BEGIN Data supplied
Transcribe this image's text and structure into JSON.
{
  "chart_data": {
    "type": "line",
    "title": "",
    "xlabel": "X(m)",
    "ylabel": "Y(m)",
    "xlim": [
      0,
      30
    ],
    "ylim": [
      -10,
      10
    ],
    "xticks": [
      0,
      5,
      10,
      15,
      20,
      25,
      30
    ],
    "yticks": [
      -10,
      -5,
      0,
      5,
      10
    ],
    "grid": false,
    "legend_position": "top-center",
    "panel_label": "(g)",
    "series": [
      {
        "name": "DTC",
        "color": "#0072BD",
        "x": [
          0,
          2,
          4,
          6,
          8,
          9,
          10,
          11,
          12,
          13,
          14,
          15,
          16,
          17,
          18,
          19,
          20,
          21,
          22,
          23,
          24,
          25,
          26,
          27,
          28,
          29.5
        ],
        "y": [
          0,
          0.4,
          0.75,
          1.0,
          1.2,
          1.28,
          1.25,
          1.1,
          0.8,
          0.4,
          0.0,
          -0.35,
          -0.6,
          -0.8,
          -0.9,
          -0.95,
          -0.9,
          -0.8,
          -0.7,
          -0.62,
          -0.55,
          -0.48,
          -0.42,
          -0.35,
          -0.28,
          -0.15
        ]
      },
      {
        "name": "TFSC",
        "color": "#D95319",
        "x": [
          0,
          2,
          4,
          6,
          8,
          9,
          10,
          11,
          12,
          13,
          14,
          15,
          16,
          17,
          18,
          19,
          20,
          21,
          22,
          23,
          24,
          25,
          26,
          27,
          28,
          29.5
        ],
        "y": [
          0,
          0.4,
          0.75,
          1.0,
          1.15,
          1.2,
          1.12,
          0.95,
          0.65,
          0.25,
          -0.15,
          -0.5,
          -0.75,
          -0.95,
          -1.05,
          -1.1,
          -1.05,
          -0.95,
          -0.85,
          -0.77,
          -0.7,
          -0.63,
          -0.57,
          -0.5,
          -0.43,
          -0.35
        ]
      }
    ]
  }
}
END Data supplied
What the exercise asks:
Type out the whole listing above again, exactly as it stands.

Result of this exercise:
Transcribe this image's text and structure into JSON.
{
  "chart_data": {
    "type": "line",
    "title": "",
    "xlabel": "X(m)",
    "ylabel": "Y(m)",
    "xlim": [
      0,
      30
    ],
    "ylim": [
      -10,
      10
    ],
    "xticks": [
      0,
      5,
      10,
      15,
      20,
      25,
      30
    ],
    "yticks": [
      -10,
      -5,
      0,
      5,
      10
    ],
    "grid": false,
    "legend_position": "top-center",
    "panel_label": "(g)",
    "series": [
      {
        "name": "DTC",
        "color": "#0072BD",
        "x": [
          0,
          2,
          4,
          6,
          8,
          9,
          10,
          11,
          12,
          13,
          14,
          15,
          16,
          17,
          18,
          19,
          20,
          21,
          22,
          23,
          24,
          25,
          26,
          27,
          28,
          29.5
        ],
        "y": [
          0,
          0.4,
          0.75,
          1.0,
          1.2,
          1.28,
          1.25,
          1.1,
          0.8,
          0.4,
          0.0,
          -0.35,
          -0.6,
          -0.8,
          -0.9,
          -0.95,
          -0.9,
          -0.8,
          -0.7,
          -0.62,
          -0.55,
          -0.48,
          -0.42,
          -0.35,
          -0.28,
          -0.15
        ]
      },
      {
        "name": "TFSC",
        "color": "#D95319",
        "x": [
          0,
          2,
          4,
          6,
          8,
          9,
          10,
          11,
          12,
          13,
          14,
          15,
          16,
          17,
          18,
          19,
          20,
          21,
          22,
          23,
          24,
          25,
          26,
          27,
          28,
          29.5
        ],
        "y": [
          0,
          0.4,
          0.75,
          1.0,
          1.15,
          1.2,
          1.12,
          0.95,
          0.65,
          0.25,
          -0.15,
          -0.5,
          -0.75,
          -0.95,
          -1.05,
          -1.1,
          -1.05,
          -0.95,
          -0.85,
          -0.77,
          -0.7,
          -0.63,
          -0.57,
          -0.5,
          -0.43,
          -0.35
        ]
      }
    ]
  }
}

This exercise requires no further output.